» PROVIDED ENTRIES

+-------+

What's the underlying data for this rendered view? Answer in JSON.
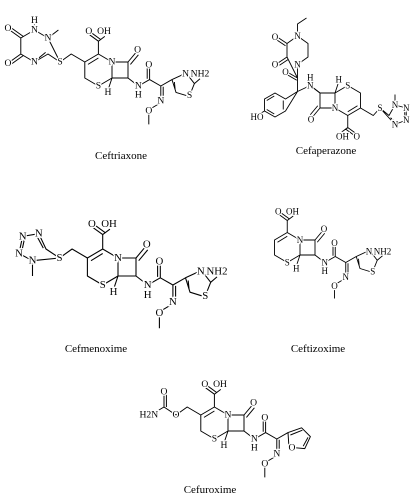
{
  "molecules": [
    {
      "name": "Ceftriaxone",
      "labels": [
        "O",
        "OH",
        "N",
        "S",
        "H",
        "O",
        "N",
        "H",
        "O",
        "N",
        "O",
        "N",
        "S",
        "NH2",
        "S",
        "N",
        "N",
        "N",
        "H",
        "O",
        "O"
      ]
    },
    {
      "name": "Cefaperazone",
      "labels": [
        "O",
        "OH",
        "N",
        "S",
        "H",
        "O",
        "N",
        "H",
        "S",
        "N",
        "N",
        "N",
        "N",
        "O",
        "N",
        "N",
        "O",
        "O",
        "HO"
      ]
    },
    {
      "name": "Cefmenoxime",
      "labels": [
        "O",
        "OH",
        "N",
        "S",
        "H",
        "O",
        "N",
        "H",
        "O",
        "N",
        "O",
        "N",
        "S",
        "NH2",
        "S",
        "N",
        "N",
        "N",
        "N"
      ]
    },
    {
      "name": "Ceftizoxime",
      "labels": [
        "O",
        "OH",
        "N",
        "S",
        "H",
        "O",
        "N",
        "H",
        "O",
        "N",
        "O",
        "N",
        "S",
        "NH2"
      ]
    },
    {
      "name": "Cefuroxime",
      "labels": [
        "O",
        "OH",
        "N",
        "S",
        "H",
        "O",
        "N",
        "H",
        "O",
        "N",
        "O",
        "O",
        "O",
        "O",
        "H2N"
      ]
    }
  ]
}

+-------+

» WHAT YOU HAVE TO DO
Exclude the pictures and repeat every other part of the records word for word.

» EXERCISE SOLUTION
What's the underlying data for this rendered view? Answer in JSON.
{
  "molecules": [
    {
      "name": "Ceftriaxone",
      "labels": [
        "O",
        "OH",
        "N",
        "S",
        "H",
        "O",
        "N",
        "H",
        "O",
        "N",
        "O",
        "N",
        "S",
        "NH2",
        "S",
        "N",
        "N",
        "N",
        "H",
        "O",
        "O"
      ]
    },
    {
      "name": "Cefaperazone",
      "labels": [
        "O",
        "OH",
        "N",
        "S",
        "H",
        "O",
        "N",
        "H",
        "S",
        "N",
        "N",
        "N",
        "N",
        "O",
        "N",
        "N",
        "O",
        "O",
        "HO"
      ]
    },
    {
      "name": "Cefmenoxime",
      "labels": [
        "O",
        "OH",
        "N",
        "S",
        "H",
        "O",
        "N",
        "H",
        "O",
        "N",
        "O",
        "N",
        "S",
        "NH2",
        "S",
        "N",
        "N",
        "N",
        "N"
      ]
    },
    {
      "name": "Ceftizoxime",
      "labels": [
        "O",
        "OH",
        "N",
        "S",
        "H",
        "O",
        "N",
        "H",
        "O",
        "N",
        "O",
        "N",
        "S",
        "NH2"
      ]
    },
    {
      "name": "Cefuroxime",
      "labels": [
        "O",
        "OH",
        "N",
        "S",
        "H",
        "O",
        "N",
        "H",
        "O",
        "N",
        "O",
        "O",
        "O",
        "O",
        "H2N"
      ]
    }
  ]
}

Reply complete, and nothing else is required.